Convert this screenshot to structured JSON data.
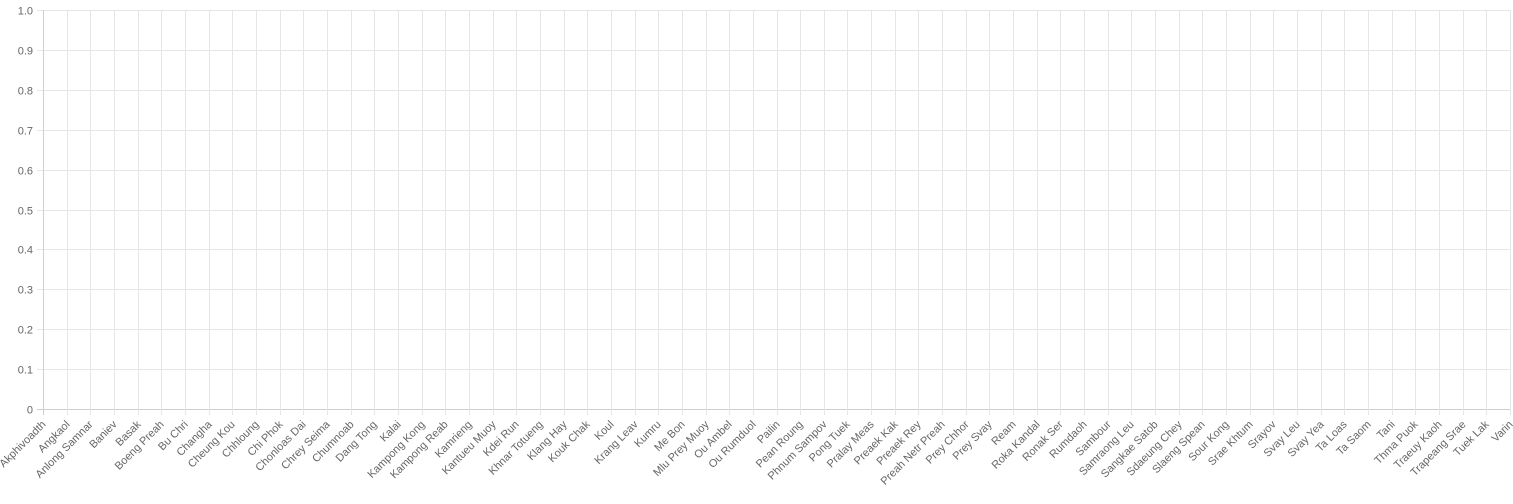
{
  "chart_data": {
    "type": "bar",
    "title": "",
    "xlabel": "",
    "ylabel": "",
    "ylim": [
      0,
      1
    ],
    "yticks": [
      "0",
      "0.1",
      "0.2",
      "0.3",
      "0.4",
      "0.5",
      "0.6",
      "0.7",
      "0.8",
      "0.9",
      "1.0"
    ],
    "grid": true,
    "legend": "none",
    "categories": [
      "Akphivoadth",
      "Angkaol",
      "Anlong Samnar",
      "Baniev",
      "Basak",
      "Boeng Preah",
      "Bu Chri",
      "Changha",
      "Cheung Kou",
      "Chhloung",
      "Chi Phok",
      "Chonloas Dai",
      "Chrey Seima",
      "Chumnoab",
      "Dang Tong",
      "Kalai",
      "Kampong Kong",
      "Kampong Reab",
      "Kamrieng",
      "Kantueu Muoy",
      "Kdei Run",
      "Khnar Totueng",
      "Klang Hay",
      "Kouk Chak",
      "Koul",
      "Krang Leav",
      "Kumru",
      "Me Bon",
      "Mlu Prey Muoy",
      "Ou Ambel",
      "Ou Rumduol",
      "Pailin",
      "Pean Roung",
      "Phnum Sampov",
      "Pong Tuek",
      "Pralay Meas",
      "Preaek Kak",
      "Preaek Rey",
      "Preah Netr Preah",
      "Prey Chhor",
      "Prey Svay",
      "Ream",
      "Roka Kandal",
      "Ronak Ser",
      "Rumdaoh",
      "Sambour",
      "Samraong Leu",
      "Sangkae Satob",
      "Sdaeung Chey",
      "Slaeng Spean",
      "Sour Kong",
      "Srae Khtum",
      "Srayov",
      "Svay Leu",
      "Svay Yea",
      "Ta Loas",
      "Ta Saom",
      "Tani",
      "Thma Puok",
      "Traeuy Kaoh",
      "Trapeang Srae",
      "Tuek Lak",
      "Varin"
    ],
    "series": [
      {
        "values": [
          0,
          0,
          0,
          0,
          0,
          0,
          0,
          0,
          0,
          0,
          0,
          0,
          0,
          0,
          0,
          0,
          0,
          0,
          0,
          0,
          0,
          0,
          0,
          0,
          0,
          0,
          0,
          0,
          0,
          0,
          0,
          0,
          0,
          0,
          0,
          0,
          0,
          0,
          0,
          0,
          0,
          0,
          0,
          0,
          0,
          0,
          0,
          0,
          0,
          0,
          0,
          0,
          0,
          0,
          0,
          0,
          0,
          0,
          0,
          0,
          0,
          0,
          0
        ],
        "color": "#36a2eb"
      }
    ]
  }
}
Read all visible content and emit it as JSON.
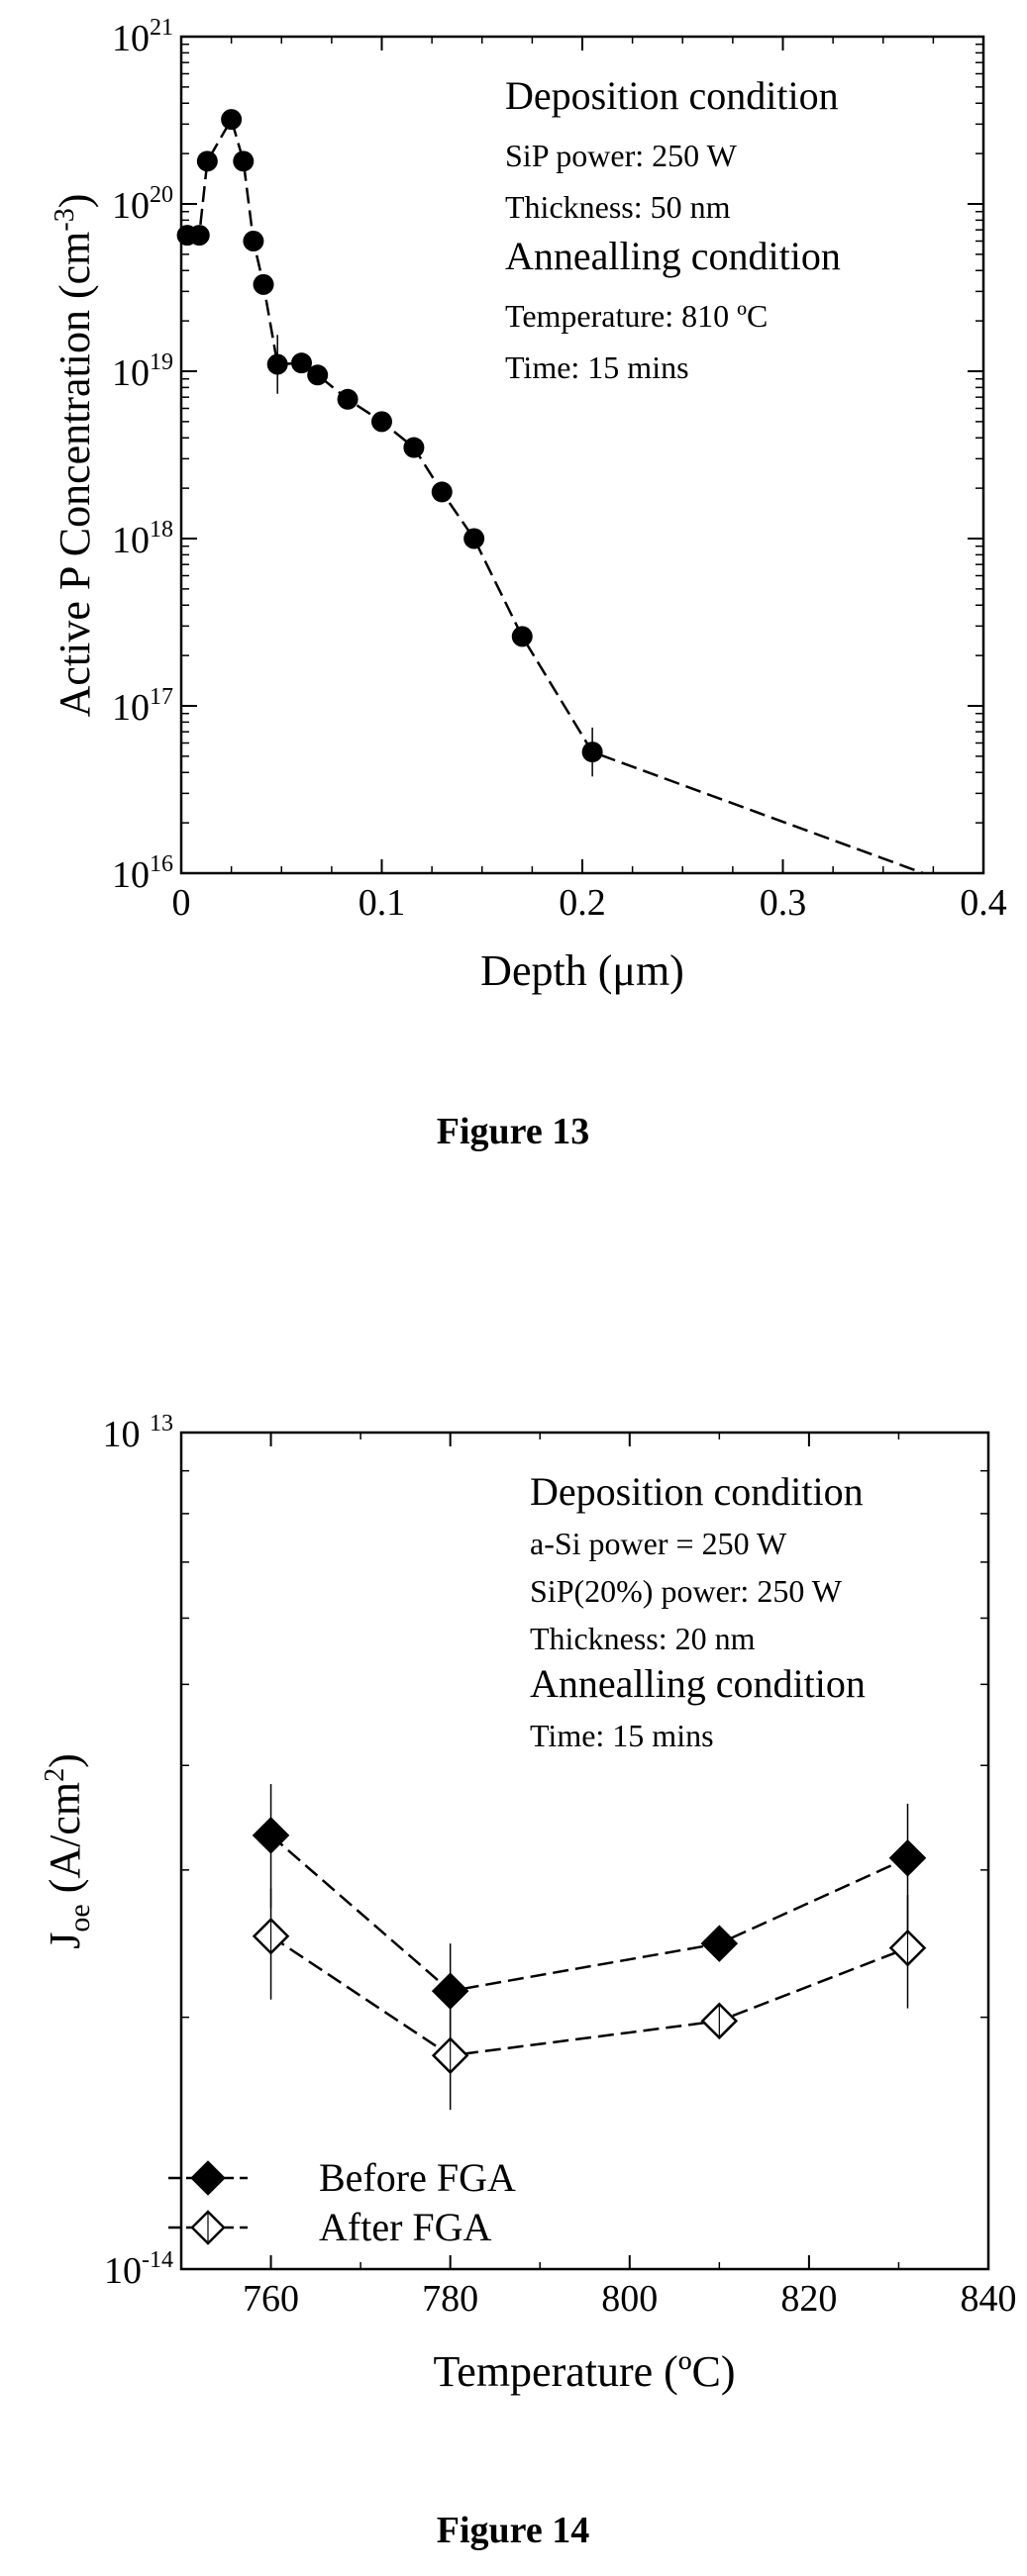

# [WHAT TO DO]
The records above must be transcribed exactly. Pictures are left out of the copy.

# [FINAL RESULT]
Convert this screenshot to structured JSON data.
{
  "chart_data": {
    "type": "bar",
    "title": "",
    "xlabel": "",
    "ylabel": "",
    "ylim": [
      0,
      1
    ],
    "yticks": [
      "0",
      "0.1",
      "0.2",
      "0.3",
      "0.4",
      "0.5",
      "0.6",
      "0.7",
      "0.8",
      "0.9",
      "1.0"
    ],
    "grid": true,
    "legend": "none",
    "categories": [
      "Akphivoadth",
      "Angkaol",
      "Anlong Samnar",
      "Baniev",
      "Basak",
      "Boeng Preah",
      "Bu Chri",
      "Changha",
      "Cheung Kou",
      "Chhloung",
      "Chi Phok",
      "Chonloas Dai",
      "Chrey Seima",
      "Chumnoab",
      "Dang Tong",
      "Kalai",
      "Kampong Kong",
      "Kampong Reab",
      "Kamrieng",
      "Kantueu Muoy",
      "Kdei Run",
      "Khnar Totueng",
      "Klang Hay",
      "Kouk Chak",
      "Koul",
      "Krang Leav",
      "Kumru",
      "Me Bon",
      "Mlu Prey Muoy",
      "Ou Ambel",
      "Ou Rumduol",
      "Pailin",
      "Pean Roung",
      "Phnum Sampov",
      "Pong Tuek",
      "Pralay Meas",
      "Preaek Kak",
      "Preaek Rey",
      "Preah Netr Preah",
      "Prey Chhor",
      "Prey Svay",
      "Ream",
      "Roka Kandal",
      "Ronak Ser",
      "Rumdaoh",
      "Sambour",
      "Samraong Leu",
      "Sangkae Satob",
      "Sdaeung Chey",
      "Slaeng Spean",
      "Sour Kong",
      "Srae Khtum",
      "Srayov",
      "Svay Leu",
      "Svay Yea",
      "Ta Loas",
      "Ta Saom",
      "Tani",
      "Thma Puok",
      "Traeuy Kaoh",
      "Trapeang Srae",
      "Tuek Lak",
      "Varin"
    ],
    "series": [
      {
        "values": [
          0,
          0,
          0,
          0,
          0,
          0,
          0,
          0,
          0,
          0,
          0,
          0,
          0,
          0,
          0,
          0,
          0,
          0,
          0,
          0,
          0,
          0,
          0,
          0,
          0,
          0,
          0,
          0,
          0,
          0,
          0,
          0,
          0,
          0,
          0,
          0,
          0,
          0,
          0,
          0,
          0,
          0,
          0,
          0,
          0,
          0,
          0,
          0,
          0,
          0,
          0,
          0,
          0,
          0,
          0,
          0,
          0,
          0,
          0,
          0,
          0,
          0,
          0
        ],
        "color": "#36a2eb"
      }
    ]
  }
}
Read all visible content and emit it as JSON.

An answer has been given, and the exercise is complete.